- **Your task**
Copy out each line of the material in which the word "easements" appears.

**** Exercise materials

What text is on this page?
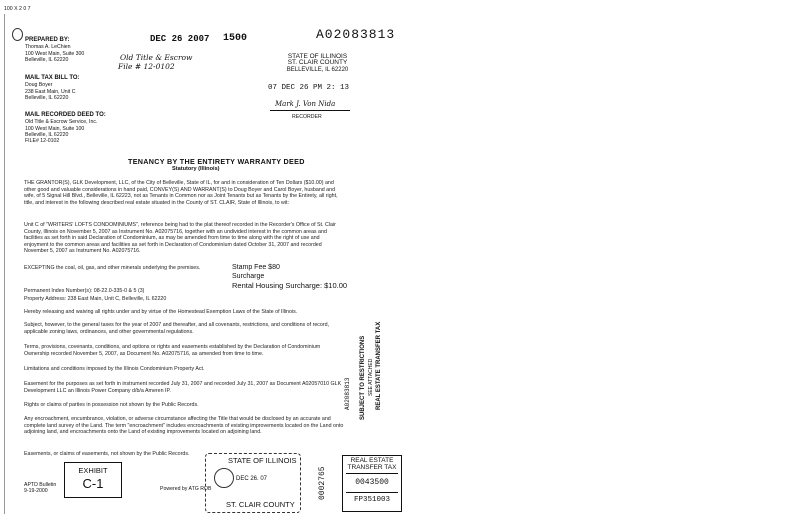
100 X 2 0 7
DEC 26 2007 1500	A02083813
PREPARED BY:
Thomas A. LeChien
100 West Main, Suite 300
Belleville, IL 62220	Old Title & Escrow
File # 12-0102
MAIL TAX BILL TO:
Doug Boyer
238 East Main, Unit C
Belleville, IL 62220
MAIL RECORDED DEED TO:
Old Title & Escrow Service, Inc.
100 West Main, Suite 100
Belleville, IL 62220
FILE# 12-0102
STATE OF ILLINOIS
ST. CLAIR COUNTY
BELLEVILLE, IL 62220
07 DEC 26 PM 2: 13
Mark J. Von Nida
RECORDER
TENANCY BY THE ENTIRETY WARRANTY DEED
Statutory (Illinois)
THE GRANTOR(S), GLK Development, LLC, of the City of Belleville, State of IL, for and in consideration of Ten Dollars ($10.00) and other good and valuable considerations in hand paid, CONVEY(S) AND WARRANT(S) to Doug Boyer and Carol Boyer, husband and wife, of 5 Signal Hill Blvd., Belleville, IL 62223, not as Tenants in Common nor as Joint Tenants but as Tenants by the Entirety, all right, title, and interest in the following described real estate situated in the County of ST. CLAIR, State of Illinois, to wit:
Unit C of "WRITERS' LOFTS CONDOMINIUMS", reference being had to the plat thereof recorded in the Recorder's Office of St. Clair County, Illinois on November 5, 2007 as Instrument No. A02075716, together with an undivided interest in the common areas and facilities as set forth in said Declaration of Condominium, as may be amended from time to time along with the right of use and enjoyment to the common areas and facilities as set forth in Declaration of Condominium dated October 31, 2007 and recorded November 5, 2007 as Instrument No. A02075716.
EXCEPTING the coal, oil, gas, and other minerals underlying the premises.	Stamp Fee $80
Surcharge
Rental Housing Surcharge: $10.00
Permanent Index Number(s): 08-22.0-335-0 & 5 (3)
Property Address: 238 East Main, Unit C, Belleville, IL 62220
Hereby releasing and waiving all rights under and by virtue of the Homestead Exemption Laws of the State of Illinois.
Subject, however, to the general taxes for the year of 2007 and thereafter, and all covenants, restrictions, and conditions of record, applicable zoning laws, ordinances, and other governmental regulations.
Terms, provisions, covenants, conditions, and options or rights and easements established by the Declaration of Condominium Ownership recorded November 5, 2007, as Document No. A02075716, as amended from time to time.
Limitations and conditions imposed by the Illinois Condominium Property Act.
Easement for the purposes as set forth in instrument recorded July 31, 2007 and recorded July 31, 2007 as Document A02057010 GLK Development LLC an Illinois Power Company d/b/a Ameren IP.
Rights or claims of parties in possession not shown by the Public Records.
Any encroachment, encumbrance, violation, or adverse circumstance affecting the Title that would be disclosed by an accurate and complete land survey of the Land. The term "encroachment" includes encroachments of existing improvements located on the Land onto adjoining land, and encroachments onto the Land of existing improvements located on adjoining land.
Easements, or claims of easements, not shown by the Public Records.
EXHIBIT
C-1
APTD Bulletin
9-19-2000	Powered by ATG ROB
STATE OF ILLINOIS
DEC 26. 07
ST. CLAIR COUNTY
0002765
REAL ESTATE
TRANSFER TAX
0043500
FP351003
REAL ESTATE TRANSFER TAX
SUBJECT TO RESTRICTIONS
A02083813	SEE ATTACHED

********
**** Exercise materials

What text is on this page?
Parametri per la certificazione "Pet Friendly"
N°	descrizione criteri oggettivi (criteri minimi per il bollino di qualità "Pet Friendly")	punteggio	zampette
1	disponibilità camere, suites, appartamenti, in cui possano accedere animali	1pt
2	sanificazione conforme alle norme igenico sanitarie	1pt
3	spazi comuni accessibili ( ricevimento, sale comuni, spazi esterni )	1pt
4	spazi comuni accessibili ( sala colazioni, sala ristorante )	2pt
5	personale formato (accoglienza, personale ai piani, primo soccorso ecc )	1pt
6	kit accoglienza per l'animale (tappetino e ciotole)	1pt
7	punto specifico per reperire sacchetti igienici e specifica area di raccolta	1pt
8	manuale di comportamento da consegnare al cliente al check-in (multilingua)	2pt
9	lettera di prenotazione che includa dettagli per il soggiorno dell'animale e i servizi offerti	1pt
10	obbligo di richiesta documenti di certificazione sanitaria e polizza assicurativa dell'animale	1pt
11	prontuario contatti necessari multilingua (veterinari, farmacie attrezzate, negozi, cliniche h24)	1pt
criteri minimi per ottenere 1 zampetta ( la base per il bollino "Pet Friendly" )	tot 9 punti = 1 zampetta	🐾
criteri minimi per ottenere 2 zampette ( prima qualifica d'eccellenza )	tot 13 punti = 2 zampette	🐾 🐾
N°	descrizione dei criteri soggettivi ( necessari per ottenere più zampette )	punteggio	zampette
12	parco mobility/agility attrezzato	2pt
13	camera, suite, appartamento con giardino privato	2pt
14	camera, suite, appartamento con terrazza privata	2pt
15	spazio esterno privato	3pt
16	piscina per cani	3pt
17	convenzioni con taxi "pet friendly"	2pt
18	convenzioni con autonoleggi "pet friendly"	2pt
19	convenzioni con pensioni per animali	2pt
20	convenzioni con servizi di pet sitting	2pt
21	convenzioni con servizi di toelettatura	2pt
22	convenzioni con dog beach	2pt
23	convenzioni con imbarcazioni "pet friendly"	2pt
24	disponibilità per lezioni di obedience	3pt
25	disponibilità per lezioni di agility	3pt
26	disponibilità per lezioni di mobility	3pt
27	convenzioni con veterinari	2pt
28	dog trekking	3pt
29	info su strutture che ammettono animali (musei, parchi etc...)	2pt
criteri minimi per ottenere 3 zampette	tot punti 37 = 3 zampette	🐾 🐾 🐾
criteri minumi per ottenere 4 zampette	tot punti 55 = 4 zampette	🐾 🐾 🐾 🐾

********
**** Exercise materials

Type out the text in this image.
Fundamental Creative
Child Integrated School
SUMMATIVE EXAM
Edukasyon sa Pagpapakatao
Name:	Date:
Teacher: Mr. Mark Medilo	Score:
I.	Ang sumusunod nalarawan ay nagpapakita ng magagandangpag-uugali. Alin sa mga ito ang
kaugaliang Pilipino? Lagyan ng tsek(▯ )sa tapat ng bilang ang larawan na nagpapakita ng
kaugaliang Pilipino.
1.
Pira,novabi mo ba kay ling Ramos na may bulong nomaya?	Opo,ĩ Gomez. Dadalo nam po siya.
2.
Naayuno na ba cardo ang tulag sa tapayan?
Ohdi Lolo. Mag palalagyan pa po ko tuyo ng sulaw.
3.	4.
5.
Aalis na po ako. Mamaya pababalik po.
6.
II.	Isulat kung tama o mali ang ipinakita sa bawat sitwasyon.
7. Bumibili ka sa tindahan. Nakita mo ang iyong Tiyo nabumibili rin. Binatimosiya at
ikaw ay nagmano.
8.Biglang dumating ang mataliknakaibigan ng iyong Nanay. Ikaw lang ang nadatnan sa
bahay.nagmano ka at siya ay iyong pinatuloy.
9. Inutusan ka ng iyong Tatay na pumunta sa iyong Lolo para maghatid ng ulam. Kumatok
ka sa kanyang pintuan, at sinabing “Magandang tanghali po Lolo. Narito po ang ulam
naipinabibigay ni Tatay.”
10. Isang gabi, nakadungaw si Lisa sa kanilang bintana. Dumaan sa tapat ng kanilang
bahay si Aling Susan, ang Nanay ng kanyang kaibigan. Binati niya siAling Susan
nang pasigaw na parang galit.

********

- **Result of this exercise**
Terms, provisions, covenants, conditions, and options or rights and easements established by the Declaration of Condominium Ownership recorded November 5, 2007, as Document No. A02075716, as amended from time to time.
Easements, or claims of easements, not shown by the Public Records.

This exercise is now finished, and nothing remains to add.